TASK: Locate the string "structured" throughout the material and copy every line in which it occurs.
++++++
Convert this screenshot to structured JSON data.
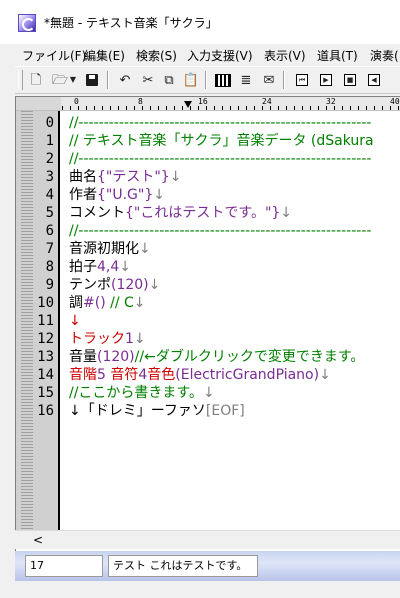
{
  "window": {
    "title": "*無題 - テキスト音楽「サクラ」"
  },
  "menu": [
    "ファイル(F)",
    "編集(E)",
    "検索(S)",
    "入力支援(V)",
    "表示(V)",
    "道具(T)",
    "演奏("
  ],
  "toolbar_icons": [
    "new-file-icon",
    "open-folder-icon",
    "dropdown-arrow-icon",
    "save-icon",
    "undo-icon",
    "cut-icon",
    "copy-icon",
    "paste-icon",
    "piano-keyboard-icon",
    "list-edit-icon",
    "mail-icon",
    "play-start-icon",
    "play-icon",
    "stop-icon",
    "rewind-icon"
  ],
  "ruler": {
    "labels": [
      "0",
      "8",
      "16",
      "24",
      "32",
      "40"
    ]
  },
  "editor": {
    "line_numbers": [
      "0",
      "1",
      "2",
      "3",
      "4",
      "5",
      "6",
      "7",
      "8",
      "9",
      "10",
      "11",
      "12",
      "13",
      "14",
      "15",
      "16"
    ],
    "lines": [
      [
        {
          "t": "//----------------------------------------------------------",
          "c": "green"
        }
      ],
      [
        {
          "t": "// テキスト音楽「サクラ」音楽データ (dSakura",
          "c": "green"
        }
      ],
      [
        {
          "t": "//----------------------------------------------------------",
          "c": "green"
        }
      ],
      [
        {
          "t": "曲名",
          "c": "black"
        },
        {
          "t": "{\"テスト\"}",
          "c": "purple"
        },
        {
          "t": "↓",
          "c": "gray"
        }
      ],
      [
        {
          "t": "作者",
          "c": "black"
        },
        {
          "t": "{\"U.G\"}",
          "c": "purple"
        },
        {
          "t": "↓",
          "c": "gray"
        }
      ],
      [
        {
          "t": "コメント",
          "c": "black"
        },
        {
          "t": "{\"これはテストです。\"}",
          "c": "purple"
        },
        {
          "t": "↓",
          "c": "gray"
        }
      ],
      [
        {
          "t": "//----------------------------------------------------------",
          "c": "green"
        }
      ],
      [
        {
          "t": "音源初期化",
          "c": "black"
        },
        {
          "t": "↓",
          "c": "gray"
        }
      ],
      [
        {
          "t": "拍子",
          "c": "black"
        },
        {
          "t": "4,4",
          "c": "purple"
        },
        {
          "t": "↓",
          "c": "gray"
        }
      ],
      [
        {
          "t": "テンポ",
          "c": "black"
        },
        {
          "t": "(120)",
          "c": "purple"
        },
        {
          "t": "↓",
          "c": "gray"
        }
      ],
      [
        {
          "t": "調",
          "c": "black"
        },
        {
          "t": "#()",
          "c": "purple"
        },
        {
          "t": "            // C",
          "c": "green"
        },
        {
          "t": "↓",
          "c": "gray"
        }
      ],
      [
        {
          "t": "↓",
          "c": "red"
        }
      ],
      [
        {
          "t": "トラック",
          "c": "red"
        },
        {
          "t": "1",
          "c": "purple"
        },
        {
          "t": "↓",
          "c": "gray"
        }
      ],
      [
        {
          "t": "音量",
          "c": "black"
        },
        {
          "t": "(120)",
          "c": "purple"
        },
        {
          "t": "//←ダブルクリックで変更できます。",
          "c": "green"
        }
      ],
      [
        {
          "t": "音階",
          "c": "red"
        },
        {
          "t": "5 ",
          "c": "purple"
        },
        {
          "t": "音符",
          "c": "red"
        },
        {
          "t": "4",
          "c": "purple"
        },
        {
          "t": "音色",
          "c": "red"
        },
        {
          "t": "(ElectricGrandPiano)",
          "c": "purple"
        },
        {
          "t": "↓",
          "c": "gray"
        }
      ],
      [
        {
          "t": "//ここから書きます。",
          "c": "green"
        },
        {
          "t": "↓",
          "c": "gray"
        }
      ],
      [
        {
          "t": "↓「ドレミ」ーファソ",
          "c": "black"
        },
        {
          "t": "[EOF]",
          "c": "gray"
        }
      ]
    ]
  },
  "scrollbar": {
    "left_arrow": "<"
  },
  "status": {
    "line": "17",
    "message": "テスト これはテストです。"
  }
}
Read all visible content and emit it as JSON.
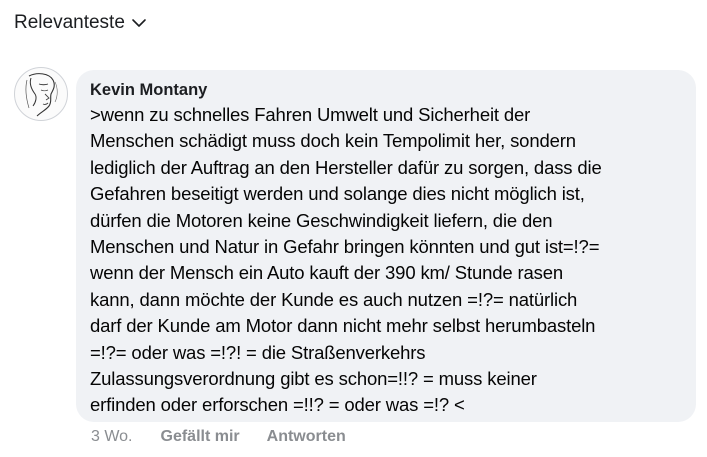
{
  "sort": {
    "label": "Relevanteste",
    "icon": "chevron-down-icon"
  },
  "comment": {
    "avatar_icon": "profile-sketch-avatar",
    "author": "Kevin Montany",
    "text": ">wenn zu schnelles Fahren Umwelt und Sicherheit der\nMenschen schädigt muss doch kein Tempolimit her, sondern\nlediglich der Auftrag an den Hersteller dafür zu sorgen, dass die\nGefahren beseitigt werden und solange dies nicht möglich ist,\ndürfen die Motoren keine Geschwindigkeit liefern, die den\nMenschen und Natur  in Gefahr bringen könnten und gut ist=!?=\nwenn der Mensch ein Auto kauft der 390 km/ Stunde rasen\nkann, dann möchte der Kunde es auch nutzen =!?= natürlich\ndarf der Kunde am Motor dann nicht mehr selbst herumbasteln\n=!?= oder was =!?! = die Straßenverkehrs\nZulassungsverordnung gibt es schon=!!? = muss keiner\nerfinden oder erforschen =!!? = oder was =!? <",
    "time": "3 Wo.",
    "like_label": "Gefällt mir",
    "reply_label": "Antworten"
  },
  "colors": {
    "bubble_bg": "#f0f2f5",
    "meta_text": "#8a8d91",
    "body_text": "#050505"
  }
}
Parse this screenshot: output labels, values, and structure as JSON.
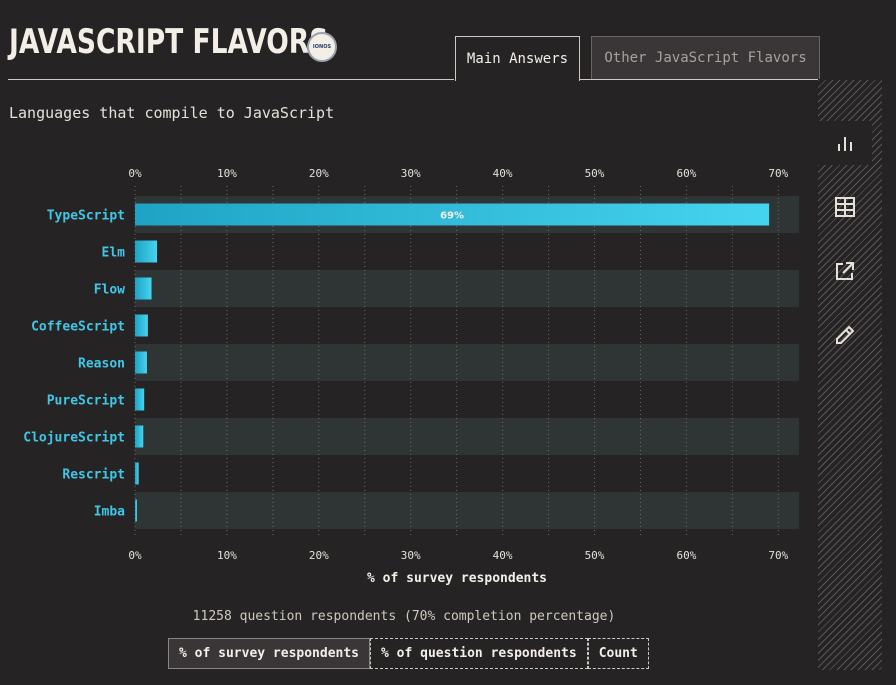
{
  "header": {
    "title": "JAVASCRIPT FLAVORS",
    "sponsor_label": "IONOS"
  },
  "tabs": [
    {
      "label": "Main Answers",
      "active": true
    },
    {
      "label": "Other JavaScript Flavors",
      "active": false
    }
  ],
  "subtitle": "Languages that compile to JavaScript",
  "sidebar": {
    "items": [
      {
        "icon": "bar-chart-icon",
        "active": true
      },
      {
        "icon": "table-icon",
        "active": false
      },
      {
        "icon": "share-icon",
        "active": false
      },
      {
        "icon": "pencil-icon",
        "active": false
      }
    ]
  },
  "chart_data": {
    "type": "bar",
    "orientation": "horizontal",
    "categories": [
      "TypeScript",
      "Elm",
      "Flow",
      "CoffeeScript",
      "Reason",
      "PureScript",
      "ClojureScript",
      "Rescript",
      "Imba"
    ],
    "values": [
      69,
      2.4,
      1.8,
      1.4,
      1.3,
      1.0,
      0.9,
      0.4,
      0.2
    ],
    "data_labels": [
      "69%",
      "",
      "",
      "",
      "",
      "",
      "",
      "",
      ""
    ],
    "xlabel": "% of survey respondents",
    "ylabel": "",
    "xlim": [
      0,
      72
    ],
    "ticks": [
      0,
      10,
      20,
      30,
      40,
      50,
      60,
      70
    ],
    "tick_labels": [
      "0%",
      "10%",
      "20%",
      "30%",
      "40%",
      "50%",
      "60%",
      "70%"
    ],
    "grid": true,
    "colors": {
      "bar_start": "#1fa3c4",
      "bar_end": "#45d4ef",
      "label": "#3fc7e6",
      "band": "#2f3435"
    }
  },
  "footer": {
    "respondents": "11258 question respondents (70% completion percentage)",
    "units": [
      {
        "label": "% of survey respondents",
        "active": true
      },
      {
        "label": "% of question respondents",
        "active": false
      },
      {
        "label": "Count",
        "active": false
      }
    ]
  }
}
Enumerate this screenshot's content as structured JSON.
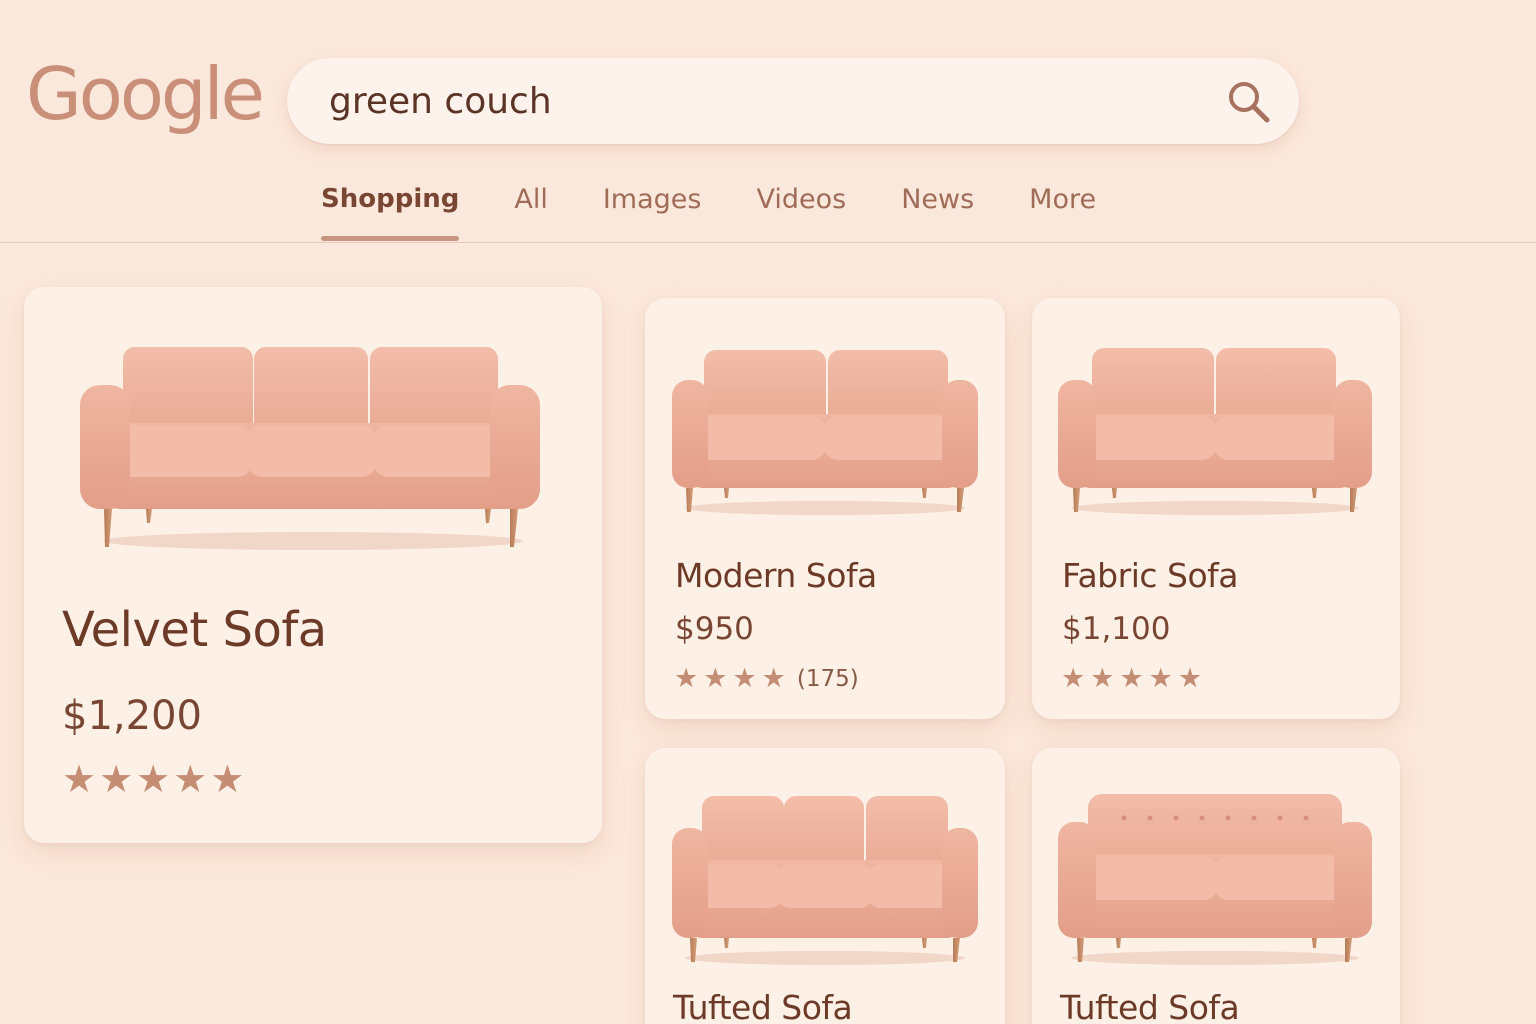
{
  "brand": {
    "logo_text": "Google"
  },
  "search": {
    "query": "green couch"
  },
  "tabs": [
    {
      "label": "Shopping",
      "active": true
    },
    {
      "label": "All"
    },
    {
      "label": "Images"
    },
    {
      "label": "Videos"
    },
    {
      "label": "News"
    },
    {
      "label": "More"
    }
  ],
  "products": {
    "featured": {
      "name": "Velvet Sofa",
      "price": "$1,200",
      "rating": 5,
      "image": "three-seat-sofa"
    },
    "items": [
      {
        "name": "Modern Sofa",
        "price": "$950",
        "rating": 4,
        "review_count": "(175)",
        "image": "loveseat-sofa"
      },
      {
        "name": "Fabric Sofa",
        "price": "$1,100",
        "rating": 5,
        "image": "loveseat-sofa"
      },
      {
        "name": "Tufted Sofa",
        "image": "three-seat-sofa"
      },
      {
        "name": "Tufted Sofa",
        "image": "tufted-sofa"
      }
    ]
  },
  "colors": {
    "background": "#fbe8dc",
    "card": "#fdf0e7",
    "sofa": "#e8a793",
    "text": "#6d3a28",
    "accent": "#c58d74"
  }
}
++++++
SOLUTION FOR THIS EXERCISE:
Convert this screenshot to structured JSON data.
Enumerate this screenshot's content as structured JSON.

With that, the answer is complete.